§ EXTRACTED INFORMATION
::::

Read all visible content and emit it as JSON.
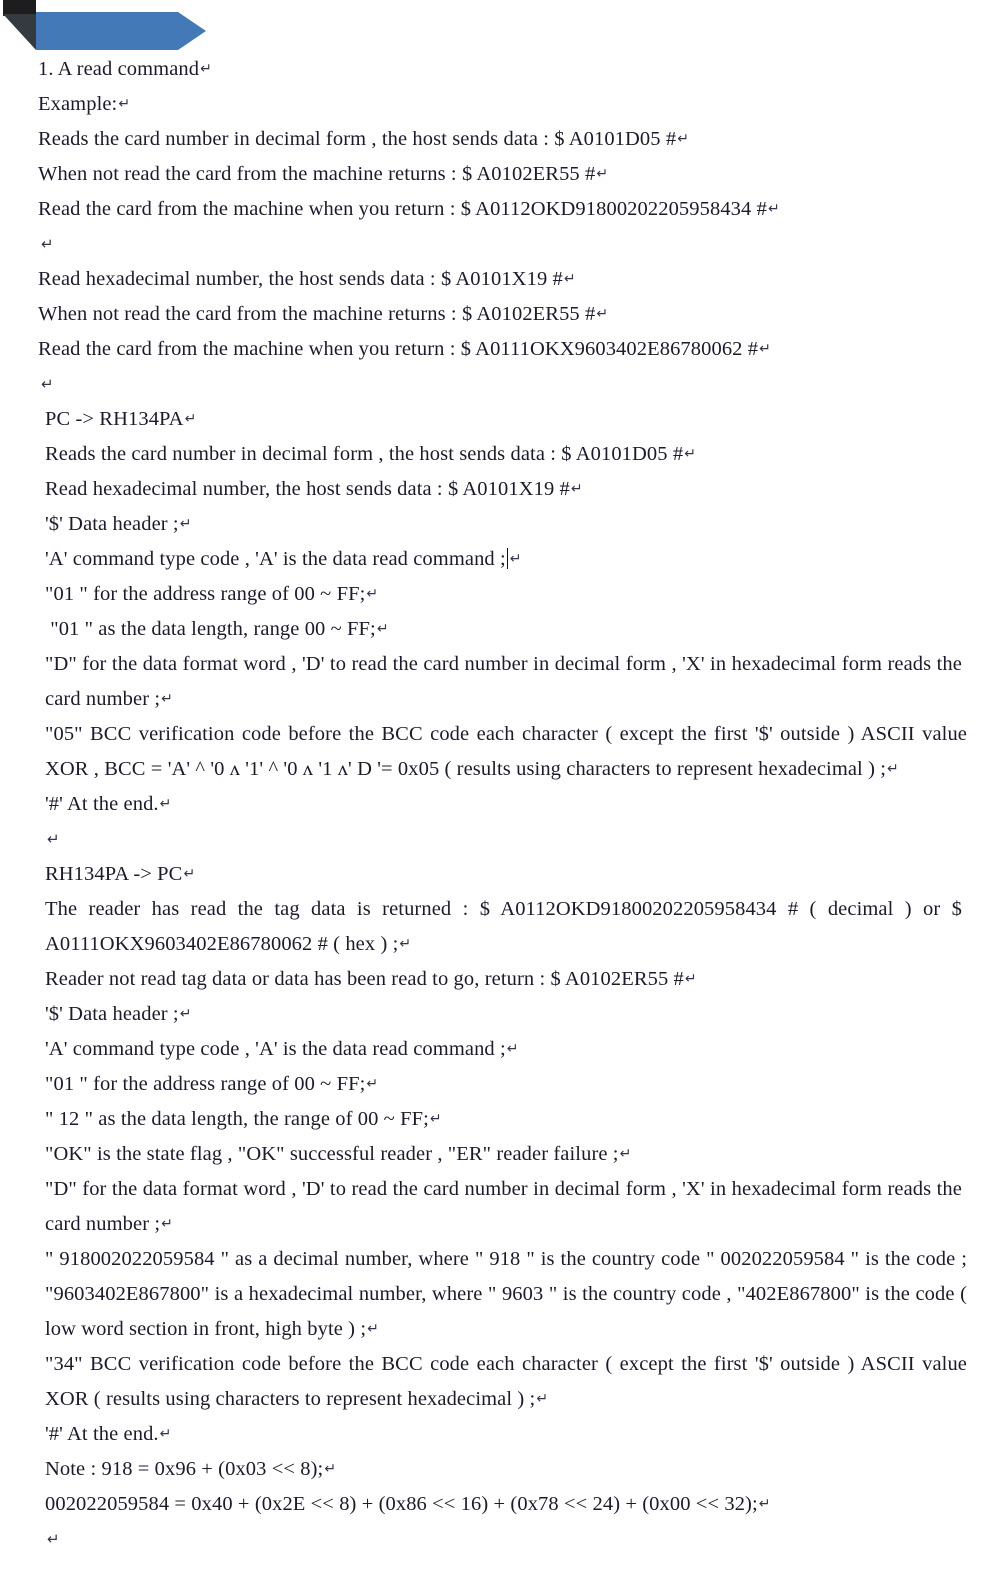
{
  "banner": {
    "accent_color": "#4279b6",
    "corner_color": "#1d1d1d",
    "fold_color": "#343a40",
    "shape": "right-arrow-banner"
  },
  "document": {
    "pilcrow": "↵",
    "heading": "1. A read command",
    "example_label": "Example:",
    "blocks": [
      {
        "id": "decimal-example",
        "lines": [
          "Reads the card number in decimal form , the host sends data : $ A0101D05 #",
          "When not read the card from the machine returns : $ A0102ER55 #",
          "Read the card from the machine when you return : $ A0112OKD91800202205958434 #"
        ]
      },
      {
        "id": "hex-example",
        "lines": [
          "Read hexadecimal number, the host sends data : $ A0101X19 #",
          "When not read the card from the machine returns : $ A0102ER55 #",
          "Read the card from the machine when you return : $ A0111OKX9603402E86780062 #"
        ]
      }
    ],
    "pc_to_reader": {
      "title": "PC -> RH134PA",
      "lines": [
        "Reads the card number in decimal form , the host sends data : $ A0101D05 #",
        "Read hexadecimal number, the host sends data : $ A0101X19 #"
      ],
      "fields": [
        "'$' Data header ;",
        "'A' command type code , 'A' is the data read command ;",
        "\"01 \" for the address range of 00 ~ FF;",
        " \"01 \" as the data length, range 00 ~ FF;"
      ],
      "format_word": "\"D\" for the data format word , 'D' to read the card number in decimal form , 'X' in hexadecimal form reads the card number ;",
      "bcc": "\"05\" BCC verification code before the BCC code each character ( except the first '$' outside ) ASCII value XOR , BCC = 'A' ^ '0 ʌ '1' ^ '0 ʌ '1 ʌ' D '= 0x05 ( results using characters to represent hexadecimal ) ;",
      "end": "'#' At the end."
    },
    "reader_to_pc": {
      "title": "RH134PA -> PC",
      "returned": "The reader has read the tag data is returned : $ A0112OKD91800202205958434 # ( decimal ) or $ A0111OKX9603402E86780062 # ( hex ) ;",
      "not_read": "Reader not read tag data or data has been read to go, return : $ A0102ER55 #",
      "fields": [
        "'$' Data header ;",
        "'A' command type code , 'A' is the data read command ;",
        "\"01 \" for the address range of 00 ~ FF;",
        "\" 12 \" as the data length, the range of 00 ~ FF;",
        "\"OK\" is the state flag , \"OK\" successful reader , \"ER\" reader failure ;"
      ],
      "format_word": "\"D\" for the data format word , 'D' to read the card number in decimal form , 'X' in hexadecimal form reads the card number ;",
      "number_explain": "\" 918002022059584 \" as a decimal number, where \" 918 \" is the country code \" 002022059584 \" is the code ; \"9603402E867800\" is a hexadecimal number, where \" 9603 \" is the country code , \"402E867800\" is the code ( low word section in front, high byte ) ;",
      "bcc": "\"34\" BCC verification code before the BCC code each character ( except the first '$' outside ) ASCII value XOR ( results using characters to represent hexadecimal ) ;",
      "end": "'#' At the end.",
      "notes": [
        "Note : 918 = 0x96 + (0x03 << 8);",
        "002022059584 = 0x40 + (0x2E << 8) + (0x86 << 16) + (0x78 << 24) + (0x00 << 32);"
      ]
    }
  }
}
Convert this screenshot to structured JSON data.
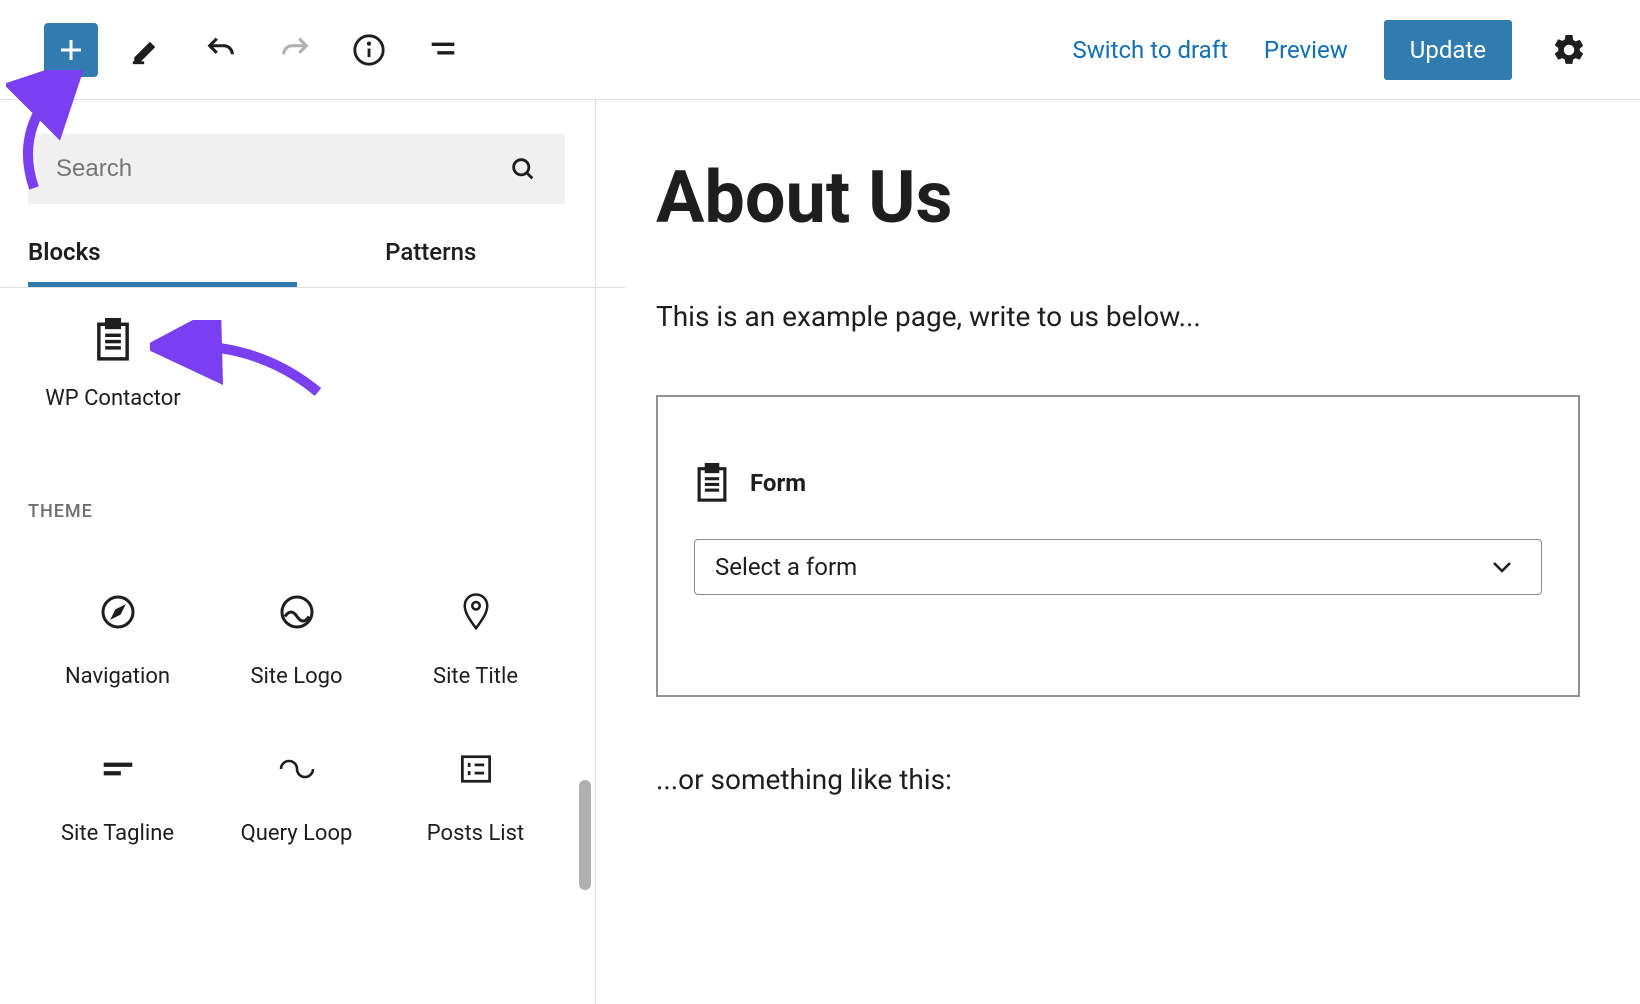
{
  "topbar": {
    "switch_to_draft": "Switch to draft",
    "preview": "Preview",
    "update": "Update"
  },
  "sidebar": {
    "search_placeholder": "Search",
    "tab_blocks": "Blocks",
    "tab_patterns": "Patterns",
    "featured_block": "WP Contactor",
    "theme_heading": "THEME",
    "blocks": [
      {
        "label": "Navigation"
      },
      {
        "label": "Site Logo"
      },
      {
        "label": "Site Title"
      },
      {
        "label": "Site Tagline"
      },
      {
        "label": "Query Loop"
      },
      {
        "label": "Posts List"
      }
    ]
  },
  "canvas": {
    "title": "About Us",
    "body": "This is an example page, write to us below...",
    "form_block_title": "Form",
    "form_select_placeholder": "Select a form",
    "body2": "...or something like this:"
  },
  "colors": {
    "accent": "#307cb1",
    "arrow": "#7b3ff2"
  }
}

::::

§ WHAT IS NEEDED
Here the job is to quote the lines from the one with "Convert this screenshot" through the end of the material, both included, exactly; please skip the pictures.

§ EXERCISE SOLUTION
Convert this screenshot to structured JSON data.
{
  "topbar": {
    "switch_to_draft": "Switch to draft",
    "preview": "Preview",
    "update": "Update"
  },
  "sidebar": {
    "search_placeholder": "Search",
    "tab_blocks": "Blocks",
    "tab_patterns": "Patterns",
    "featured_block": "WP Contactor",
    "theme_heading": "THEME",
    "blocks": [
      {
        "label": "Navigation"
      },
      {
        "label": "Site Logo"
      },
      {
        "label": "Site Title"
      },
      {
        "label": "Site Tagline"
      },
      {
        "label": "Query Loop"
      },
      {
        "label": "Posts List"
      }
    ]
  },
  "canvas": {
    "title": "About Us",
    "body": "This is an example page, write to us below...",
    "form_block_title": "Form",
    "form_select_placeholder": "Select a form",
    "body2": "...or something like this:"
  },
  "colors": {
    "accent": "#307cb1",
    "arrow": "#7b3ff2"
  }
}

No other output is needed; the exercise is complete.